STATED GOAL :: In the records below, find each line with the word "heading" and copy it.

GIVEN DATA ::

····················

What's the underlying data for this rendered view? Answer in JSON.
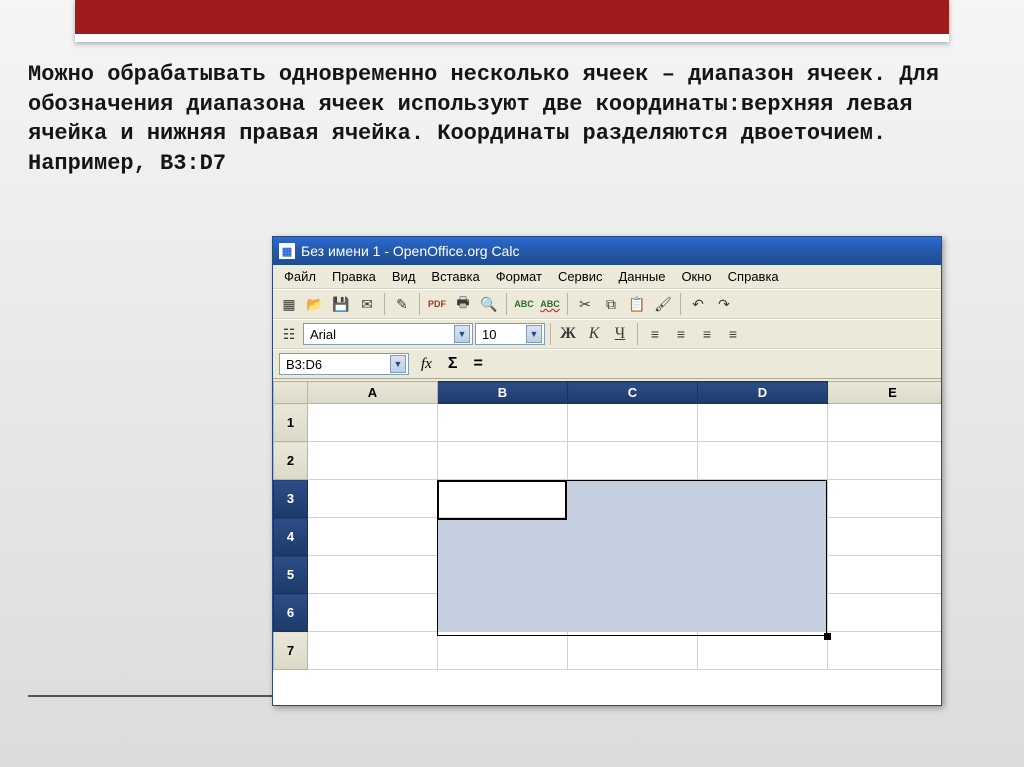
{
  "slide": {
    "text": "Можно обрабатывать одновременно несколько ячеек – диапазон ячеек. Для обозначения диапазона ячеек используют две координаты:верхняя левая ячейка и нижняя правая ячейка. Координаты разделяются двоеточием. Например, B3:D7"
  },
  "window": {
    "title": "Без имени 1 - OpenOffice.org Calc"
  },
  "menu": {
    "file": "Файл",
    "edit": "Правка",
    "view": "Вид",
    "insert": "Вставка",
    "format": "Формат",
    "tools": "Сервис",
    "data": "Данные",
    "window": "Окно",
    "help": "Справка"
  },
  "toolbar_icons": {
    "new": "▦",
    "open": "📂",
    "save": "💾",
    "mail": "✉",
    "edit": "✎",
    "pdf": "PDF",
    "print": "🖶",
    "preview": "🔍",
    "spell": "ABC",
    "autospell": "ABC",
    "cut": "✂",
    "copy": "⧉",
    "paste": "📋",
    "fmtbrush": "🖌",
    "undo": "↶",
    "redo": "↷"
  },
  "format": {
    "font_name": "Arial",
    "font_size": "10",
    "bold": "Ж",
    "italic": "К",
    "underline": "Ч"
  },
  "formula_bar": {
    "name_box": "B3:D6",
    "fx": "fx",
    "sigma": "Σ",
    "eq": "="
  },
  "grid": {
    "columns": [
      "A",
      "B",
      "C",
      "D",
      "E"
    ],
    "rows": [
      "1",
      "2",
      "3",
      "4",
      "5",
      "6",
      "7"
    ],
    "selected_cols": [
      "B",
      "C",
      "D"
    ],
    "selected_rows": [
      "3",
      "4",
      "5",
      "6"
    ],
    "active_cell": "B3",
    "selection": "B3:D6"
  }
}
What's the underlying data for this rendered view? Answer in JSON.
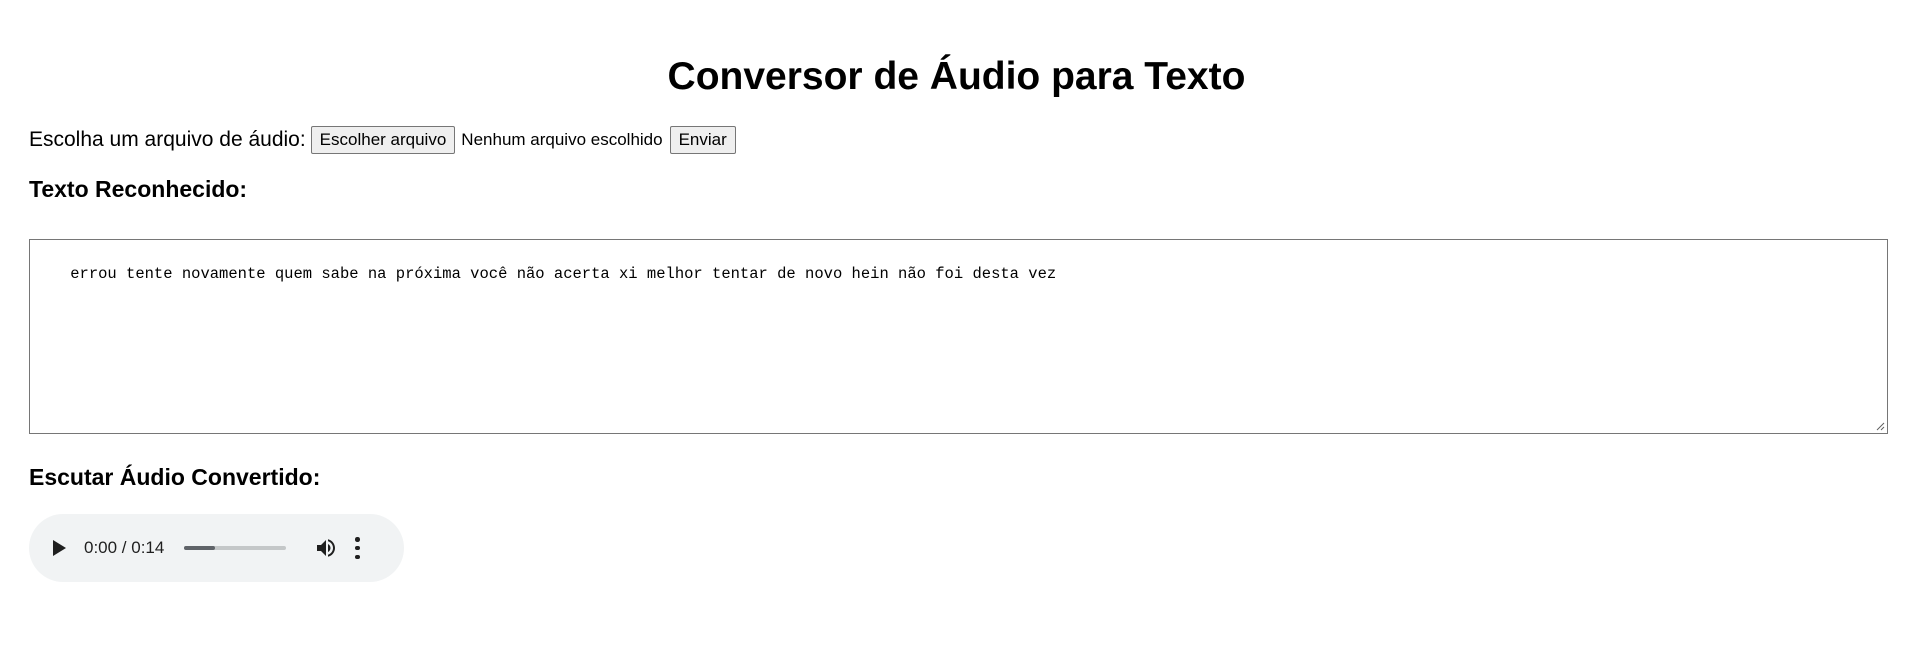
{
  "page": {
    "title": "Conversor de Áudio para Texto"
  },
  "upload": {
    "label": "Escolha um arquivo de áudio:",
    "choose_button_label": "Escolher arquivo",
    "file_status": "Nenhum arquivo escolhido",
    "submit_button_label": "Enviar"
  },
  "recognized": {
    "heading": "Texto Reconhecido:",
    "text": "errou tente novamente quem sabe na próxima você não acerta xi melhor tentar de novo hein não foi desta vez"
  },
  "audio": {
    "heading": "Escutar Áudio Convertido:",
    "time_display": "0:00 / 0:14",
    "progress_fraction": 0.3,
    "icons": {
      "play": "play-icon",
      "volume": "volume-icon",
      "more": "more-vertical-icon"
    }
  }
}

····················

EXPECTED OUTPUT ::
    "heading": "Texto Reconhecido:",
    "heading": "Escutar Áudio Convertido:",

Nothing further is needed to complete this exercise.